*TASK STATEMENT*. Can the data below be set down again exactly, line for line?

*RAW DATA*.
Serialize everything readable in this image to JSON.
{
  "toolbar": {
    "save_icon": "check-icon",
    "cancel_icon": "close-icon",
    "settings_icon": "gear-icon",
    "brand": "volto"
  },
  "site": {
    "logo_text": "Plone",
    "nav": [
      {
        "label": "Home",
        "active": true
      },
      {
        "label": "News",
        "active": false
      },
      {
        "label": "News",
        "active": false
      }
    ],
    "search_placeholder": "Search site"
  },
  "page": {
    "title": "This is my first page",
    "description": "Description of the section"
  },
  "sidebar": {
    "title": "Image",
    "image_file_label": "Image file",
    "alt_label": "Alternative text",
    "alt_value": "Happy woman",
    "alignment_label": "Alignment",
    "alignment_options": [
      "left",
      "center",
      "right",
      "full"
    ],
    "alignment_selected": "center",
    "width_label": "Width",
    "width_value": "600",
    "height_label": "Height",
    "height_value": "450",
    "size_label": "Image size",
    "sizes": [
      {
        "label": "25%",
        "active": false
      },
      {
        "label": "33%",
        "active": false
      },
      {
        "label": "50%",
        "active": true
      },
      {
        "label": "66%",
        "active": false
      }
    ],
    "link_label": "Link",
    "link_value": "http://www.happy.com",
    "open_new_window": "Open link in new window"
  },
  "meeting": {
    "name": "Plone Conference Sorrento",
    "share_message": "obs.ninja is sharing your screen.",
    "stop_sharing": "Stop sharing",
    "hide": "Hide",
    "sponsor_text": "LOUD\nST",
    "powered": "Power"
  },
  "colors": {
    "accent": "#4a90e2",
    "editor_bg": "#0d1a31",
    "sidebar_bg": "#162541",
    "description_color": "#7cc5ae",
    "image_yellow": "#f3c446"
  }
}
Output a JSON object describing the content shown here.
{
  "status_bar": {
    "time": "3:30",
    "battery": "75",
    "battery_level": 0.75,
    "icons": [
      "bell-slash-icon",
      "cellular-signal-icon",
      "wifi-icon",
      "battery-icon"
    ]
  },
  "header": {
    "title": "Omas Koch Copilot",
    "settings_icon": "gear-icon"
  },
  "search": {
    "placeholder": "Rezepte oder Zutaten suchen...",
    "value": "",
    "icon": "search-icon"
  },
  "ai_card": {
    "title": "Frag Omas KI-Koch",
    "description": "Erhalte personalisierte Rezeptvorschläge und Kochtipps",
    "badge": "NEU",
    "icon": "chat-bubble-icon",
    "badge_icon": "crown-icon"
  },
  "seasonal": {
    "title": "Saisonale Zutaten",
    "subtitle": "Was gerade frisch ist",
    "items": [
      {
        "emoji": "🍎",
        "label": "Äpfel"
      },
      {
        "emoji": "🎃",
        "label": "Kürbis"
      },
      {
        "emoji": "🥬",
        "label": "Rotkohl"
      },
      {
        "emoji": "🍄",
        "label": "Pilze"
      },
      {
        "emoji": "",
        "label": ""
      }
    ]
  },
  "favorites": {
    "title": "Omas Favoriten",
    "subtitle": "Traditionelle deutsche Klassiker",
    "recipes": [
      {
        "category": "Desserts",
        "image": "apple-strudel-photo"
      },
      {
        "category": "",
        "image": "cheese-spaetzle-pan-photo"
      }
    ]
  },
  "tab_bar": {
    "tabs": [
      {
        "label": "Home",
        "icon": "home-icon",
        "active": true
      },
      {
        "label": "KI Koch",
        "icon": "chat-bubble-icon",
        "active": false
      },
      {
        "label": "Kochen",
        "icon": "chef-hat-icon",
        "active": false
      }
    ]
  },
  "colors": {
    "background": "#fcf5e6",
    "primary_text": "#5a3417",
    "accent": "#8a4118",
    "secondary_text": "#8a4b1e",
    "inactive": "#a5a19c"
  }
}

*EXPECTED OUTPUT*.
Serialize everything readable in this image to JSON.
{
  "toolbar": {
    "save_icon": "check-icon",
    "cancel_icon": "close-icon",
    "settings_icon": "gear-icon",
    "brand": "volto"
  },
  "site": {
    "logo_text": "Plone",
    "nav": [
      {
        "label": "Home",
        "active": true
      },
      {
        "label": "News",
        "active": false
      },
      {
        "label": "News",
        "active": false
      }
    ],
    "search_placeholder": "Search site"
  },
  "page": {
    "title": "This is my first page",
    "description": "Description of the section"
  },
  "sidebar": {
    "title": "Image",
    "image_file_label": "Image file",
    "alt_label": "Alternative text",
    "alt_value": "Happy woman",
    "alignment_label": "Alignment",
    "alignment_options": [
      "left",
      "center",
      "right",
      "full"
    ],
    "alignment_selected": "center",
    "width_label": "Width",
    "width_value": "600",
    "height_label": "Height",
    "height_value": "450",
    "size_label": "Image size",
    "sizes": [
      {
        "label": "25%",
        "active": false
      },
      {
        "label": "33%",
        "active": false
      },
      {
        "label": "50%",
        "active": true
      },
      {
        "label": "66%",
        "active": false
      }
    ],
    "link_label": "Link",
    "link_value": "http://www.happy.com",
    "open_new_window": "Open link in new window"
  },
  "meeting": {
    "name": "Plone Conference Sorrento",
    "share_message": "obs.ninja is sharing your screen.",
    "stop_sharing": "Stop sharing",
    "hide": "Hide",
    "sponsor_text": "LOUD\nST",
    "powered": "Power"
  },
  "colors": {
    "accent": "#4a90e2",
    "editor_bg": "#0d1a31",
    "sidebar_bg": "#162541",
    "description_color": "#7cc5ae",
    "image_yellow": "#f3c446"
  }
}
Output a JSON object describing the content shown here.
{
  "status_bar": {
    "time": "3:30",
    "battery": "75",
    "battery_level": 0.75,
    "icons": [
      "bell-slash-icon",
      "cellular-signal-icon",
      "wifi-icon",
      "battery-icon"
    ]
  },
  "header": {
    "title": "Omas Koch Copilot",
    "settings_icon": "gear-icon"
  },
  "search": {
    "placeholder": "Rezepte oder Zutaten suchen...",
    "value": "",
    "icon": "search-icon"
  },
  "ai_card": {
    "title": "Frag Omas KI-Koch",
    "description": "Erhalte personalisierte Rezeptvorschläge und Kochtipps",
    "badge": "NEU",
    "icon": "chat-bubble-icon",
    "badge_icon": "crown-icon"
  },
  "seasonal": {
    "title": "Saisonale Zutaten",
    "subtitle": "Was gerade frisch ist",
    "items": [
      {
        "emoji": "🍎",
        "label": "Äpfel"
      },
      {
        "emoji": "🎃",
        "label": "Kürbis"
      },
      {
        "emoji": "🥬",
        "label": "Rotkohl"
      },
      {
        "emoji": "🍄",
        "label": "Pilze"
      },
      {
        "emoji": "",
        "label": ""
      }
    ]
  },
  "favorites": {
    "title": "Omas Favoriten",
    "subtitle": "Traditionelle deutsche Klassiker",
    "recipes": [
      {
        "category": "Desserts",
        "image": "apple-strudel-photo"
      },
      {
        "category": "",
        "image": "cheese-spaetzle-pan-photo"
      }
    ]
  },
  "tab_bar": {
    "tabs": [
      {
        "label": "Home",
        "icon": "home-icon",
        "active": true
      },
      {
        "label": "KI Koch",
        "icon": "chat-bubble-icon",
        "active": false
      },
      {
        "label": "Kochen",
        "icon": "chef-hat-icon",
        "active": false
      }
    ]
  },
  "colors": {
    "background": "#fcf5e6",
    "primary_text": "#5a3417",
    "accent": "#8a4118",
    "secondary_text": "#8a4b1e",
    "inactive": "#a5a19c"
  }
}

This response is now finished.